* Start DATA EXCERPTS *

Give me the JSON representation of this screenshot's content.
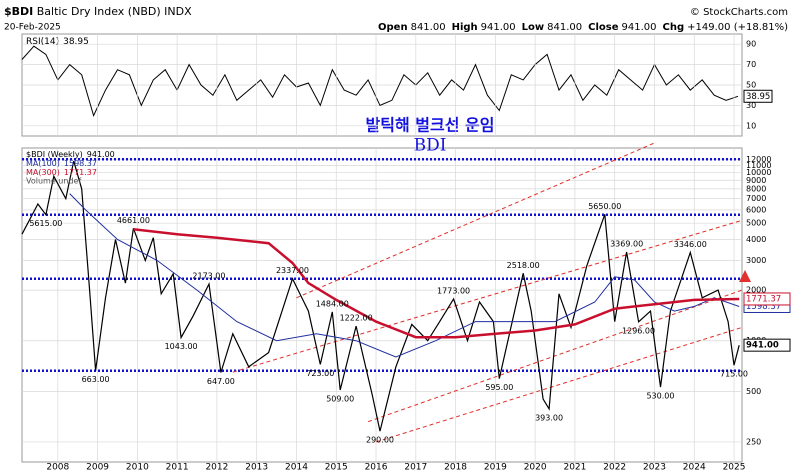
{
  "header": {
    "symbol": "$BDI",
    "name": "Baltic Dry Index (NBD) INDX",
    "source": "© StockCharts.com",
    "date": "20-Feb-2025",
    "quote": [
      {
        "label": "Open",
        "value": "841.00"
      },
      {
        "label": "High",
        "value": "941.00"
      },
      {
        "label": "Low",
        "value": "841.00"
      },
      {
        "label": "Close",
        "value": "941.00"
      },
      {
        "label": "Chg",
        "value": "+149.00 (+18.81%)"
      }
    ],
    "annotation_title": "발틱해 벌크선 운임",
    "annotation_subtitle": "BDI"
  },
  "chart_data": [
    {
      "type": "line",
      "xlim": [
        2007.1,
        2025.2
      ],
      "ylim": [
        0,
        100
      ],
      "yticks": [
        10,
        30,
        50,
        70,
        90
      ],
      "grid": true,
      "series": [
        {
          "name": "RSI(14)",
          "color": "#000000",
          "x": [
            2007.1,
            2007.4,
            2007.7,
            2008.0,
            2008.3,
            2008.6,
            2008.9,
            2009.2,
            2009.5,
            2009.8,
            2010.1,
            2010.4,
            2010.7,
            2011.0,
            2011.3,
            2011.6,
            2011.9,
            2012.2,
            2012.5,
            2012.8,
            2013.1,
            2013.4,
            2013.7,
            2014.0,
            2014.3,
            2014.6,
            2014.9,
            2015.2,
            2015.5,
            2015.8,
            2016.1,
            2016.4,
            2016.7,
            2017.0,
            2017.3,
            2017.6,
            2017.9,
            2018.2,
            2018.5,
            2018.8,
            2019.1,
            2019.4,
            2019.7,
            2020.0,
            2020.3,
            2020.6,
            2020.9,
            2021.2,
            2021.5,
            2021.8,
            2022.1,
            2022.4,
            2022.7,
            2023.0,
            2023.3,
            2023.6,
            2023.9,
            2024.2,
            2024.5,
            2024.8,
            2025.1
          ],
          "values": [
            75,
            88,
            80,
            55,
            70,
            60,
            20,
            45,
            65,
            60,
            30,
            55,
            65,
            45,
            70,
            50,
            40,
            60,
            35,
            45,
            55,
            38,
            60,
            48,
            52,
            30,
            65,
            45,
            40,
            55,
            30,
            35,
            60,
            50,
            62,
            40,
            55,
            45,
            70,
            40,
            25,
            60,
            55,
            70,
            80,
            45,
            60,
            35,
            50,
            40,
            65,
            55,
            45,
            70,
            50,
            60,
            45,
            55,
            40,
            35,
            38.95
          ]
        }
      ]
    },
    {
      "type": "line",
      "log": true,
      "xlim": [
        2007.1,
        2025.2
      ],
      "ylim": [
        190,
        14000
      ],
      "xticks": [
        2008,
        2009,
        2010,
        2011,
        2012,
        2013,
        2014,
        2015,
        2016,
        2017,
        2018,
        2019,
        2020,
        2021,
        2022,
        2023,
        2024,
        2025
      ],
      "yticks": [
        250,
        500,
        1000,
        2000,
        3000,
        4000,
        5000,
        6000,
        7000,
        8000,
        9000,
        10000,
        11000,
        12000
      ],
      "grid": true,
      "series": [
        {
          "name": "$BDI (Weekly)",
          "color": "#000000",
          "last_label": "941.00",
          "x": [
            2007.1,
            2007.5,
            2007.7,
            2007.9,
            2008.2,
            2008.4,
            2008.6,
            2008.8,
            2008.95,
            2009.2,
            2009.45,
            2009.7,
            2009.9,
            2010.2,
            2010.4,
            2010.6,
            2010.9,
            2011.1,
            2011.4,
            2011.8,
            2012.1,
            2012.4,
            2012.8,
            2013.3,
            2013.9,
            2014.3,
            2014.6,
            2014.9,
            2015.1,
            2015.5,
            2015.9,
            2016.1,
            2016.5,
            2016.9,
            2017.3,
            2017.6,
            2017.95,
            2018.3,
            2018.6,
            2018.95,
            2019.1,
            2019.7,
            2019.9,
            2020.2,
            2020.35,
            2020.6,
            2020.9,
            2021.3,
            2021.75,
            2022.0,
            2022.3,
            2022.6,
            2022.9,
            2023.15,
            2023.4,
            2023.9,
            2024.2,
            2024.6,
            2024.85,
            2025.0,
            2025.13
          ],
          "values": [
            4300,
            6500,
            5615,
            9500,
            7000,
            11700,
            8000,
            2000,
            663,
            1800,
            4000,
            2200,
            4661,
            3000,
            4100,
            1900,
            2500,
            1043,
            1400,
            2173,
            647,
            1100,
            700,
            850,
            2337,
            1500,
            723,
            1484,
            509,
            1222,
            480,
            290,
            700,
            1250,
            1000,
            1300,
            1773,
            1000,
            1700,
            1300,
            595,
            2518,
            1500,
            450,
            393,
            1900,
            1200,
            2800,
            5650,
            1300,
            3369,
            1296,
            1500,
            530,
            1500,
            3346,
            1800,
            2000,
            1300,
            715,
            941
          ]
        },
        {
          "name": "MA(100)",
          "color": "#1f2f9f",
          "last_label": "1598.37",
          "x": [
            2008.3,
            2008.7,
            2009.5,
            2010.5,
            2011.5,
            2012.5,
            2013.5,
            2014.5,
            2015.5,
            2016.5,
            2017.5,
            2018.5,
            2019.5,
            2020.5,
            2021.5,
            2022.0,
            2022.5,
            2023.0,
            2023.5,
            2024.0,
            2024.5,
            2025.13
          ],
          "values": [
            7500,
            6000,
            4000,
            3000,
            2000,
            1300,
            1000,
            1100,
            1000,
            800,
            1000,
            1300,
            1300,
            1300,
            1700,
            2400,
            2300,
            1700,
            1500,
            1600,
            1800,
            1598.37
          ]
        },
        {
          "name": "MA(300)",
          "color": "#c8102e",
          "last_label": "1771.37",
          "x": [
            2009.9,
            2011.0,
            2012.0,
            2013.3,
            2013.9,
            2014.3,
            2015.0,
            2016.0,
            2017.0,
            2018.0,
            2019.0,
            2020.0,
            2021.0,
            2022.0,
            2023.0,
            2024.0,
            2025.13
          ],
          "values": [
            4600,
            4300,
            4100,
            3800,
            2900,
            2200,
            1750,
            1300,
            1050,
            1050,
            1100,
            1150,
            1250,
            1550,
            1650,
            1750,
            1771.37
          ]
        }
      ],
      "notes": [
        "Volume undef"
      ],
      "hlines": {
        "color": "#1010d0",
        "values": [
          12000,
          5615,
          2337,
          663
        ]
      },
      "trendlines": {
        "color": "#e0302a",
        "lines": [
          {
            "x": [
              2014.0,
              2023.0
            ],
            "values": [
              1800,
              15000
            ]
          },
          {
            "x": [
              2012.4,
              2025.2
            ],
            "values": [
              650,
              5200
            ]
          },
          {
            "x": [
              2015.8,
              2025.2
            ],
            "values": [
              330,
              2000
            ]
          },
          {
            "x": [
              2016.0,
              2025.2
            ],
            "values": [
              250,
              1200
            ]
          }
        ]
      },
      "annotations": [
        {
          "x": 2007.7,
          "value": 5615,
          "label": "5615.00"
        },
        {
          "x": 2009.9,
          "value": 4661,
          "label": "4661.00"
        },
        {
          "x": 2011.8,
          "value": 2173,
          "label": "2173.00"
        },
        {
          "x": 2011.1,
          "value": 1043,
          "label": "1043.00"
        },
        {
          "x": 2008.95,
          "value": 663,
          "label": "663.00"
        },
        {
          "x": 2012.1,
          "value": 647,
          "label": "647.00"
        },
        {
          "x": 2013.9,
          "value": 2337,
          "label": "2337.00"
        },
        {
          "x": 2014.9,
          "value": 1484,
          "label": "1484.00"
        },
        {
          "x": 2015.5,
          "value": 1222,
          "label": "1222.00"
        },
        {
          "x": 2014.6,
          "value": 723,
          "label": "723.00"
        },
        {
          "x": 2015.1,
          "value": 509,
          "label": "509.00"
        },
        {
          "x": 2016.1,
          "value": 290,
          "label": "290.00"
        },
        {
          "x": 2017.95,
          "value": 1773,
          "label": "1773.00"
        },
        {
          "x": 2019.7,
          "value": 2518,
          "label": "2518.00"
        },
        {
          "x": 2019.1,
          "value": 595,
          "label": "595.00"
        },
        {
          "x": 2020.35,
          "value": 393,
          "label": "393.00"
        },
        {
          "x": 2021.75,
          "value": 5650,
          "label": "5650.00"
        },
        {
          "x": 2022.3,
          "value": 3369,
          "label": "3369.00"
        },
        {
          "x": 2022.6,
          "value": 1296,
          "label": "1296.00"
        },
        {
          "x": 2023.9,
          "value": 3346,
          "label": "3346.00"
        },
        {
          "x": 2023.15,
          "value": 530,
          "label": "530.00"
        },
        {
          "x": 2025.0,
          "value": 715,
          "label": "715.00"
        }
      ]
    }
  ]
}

* End DATA EXCERPTS *
* Start DATA EXCERPTS *

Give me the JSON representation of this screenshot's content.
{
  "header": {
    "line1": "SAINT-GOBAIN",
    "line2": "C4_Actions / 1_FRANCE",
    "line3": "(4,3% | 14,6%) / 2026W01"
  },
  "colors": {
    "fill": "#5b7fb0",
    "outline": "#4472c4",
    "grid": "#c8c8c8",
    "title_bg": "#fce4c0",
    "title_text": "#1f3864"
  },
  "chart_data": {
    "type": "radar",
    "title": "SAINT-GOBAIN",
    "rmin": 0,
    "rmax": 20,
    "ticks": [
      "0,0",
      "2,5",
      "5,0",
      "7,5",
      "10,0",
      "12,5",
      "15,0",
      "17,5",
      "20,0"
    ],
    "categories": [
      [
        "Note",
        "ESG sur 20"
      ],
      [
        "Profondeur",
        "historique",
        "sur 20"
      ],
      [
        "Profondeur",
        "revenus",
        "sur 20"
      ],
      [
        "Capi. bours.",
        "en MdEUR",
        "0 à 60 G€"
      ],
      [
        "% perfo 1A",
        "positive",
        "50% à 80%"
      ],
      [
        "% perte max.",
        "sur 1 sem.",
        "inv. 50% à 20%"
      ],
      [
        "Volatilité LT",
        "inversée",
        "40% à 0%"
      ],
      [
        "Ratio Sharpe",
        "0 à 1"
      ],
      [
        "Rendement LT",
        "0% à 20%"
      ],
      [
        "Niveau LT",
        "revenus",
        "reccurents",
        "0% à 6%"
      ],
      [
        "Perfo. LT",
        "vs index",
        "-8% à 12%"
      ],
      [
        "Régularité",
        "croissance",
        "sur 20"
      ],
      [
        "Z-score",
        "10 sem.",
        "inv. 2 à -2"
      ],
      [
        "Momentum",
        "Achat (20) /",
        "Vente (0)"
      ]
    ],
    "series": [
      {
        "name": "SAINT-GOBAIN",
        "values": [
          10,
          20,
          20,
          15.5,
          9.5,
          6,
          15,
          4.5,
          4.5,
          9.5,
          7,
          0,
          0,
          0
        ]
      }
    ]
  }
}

* End DATA EXCERPTS *

SHORT TASK:
Check each line above for the string "name", then copy the ones that have it.

EXPECTED OUTPUT:
    "name": "Baltic Dry Index (NBD) INDX",
          "name": "RSI(14)",
          "name": "$BDI (Weekly)",
          "name": "MA(100)",
          "name": "MA(300)",
        "name": "SAINT-GOBAIN",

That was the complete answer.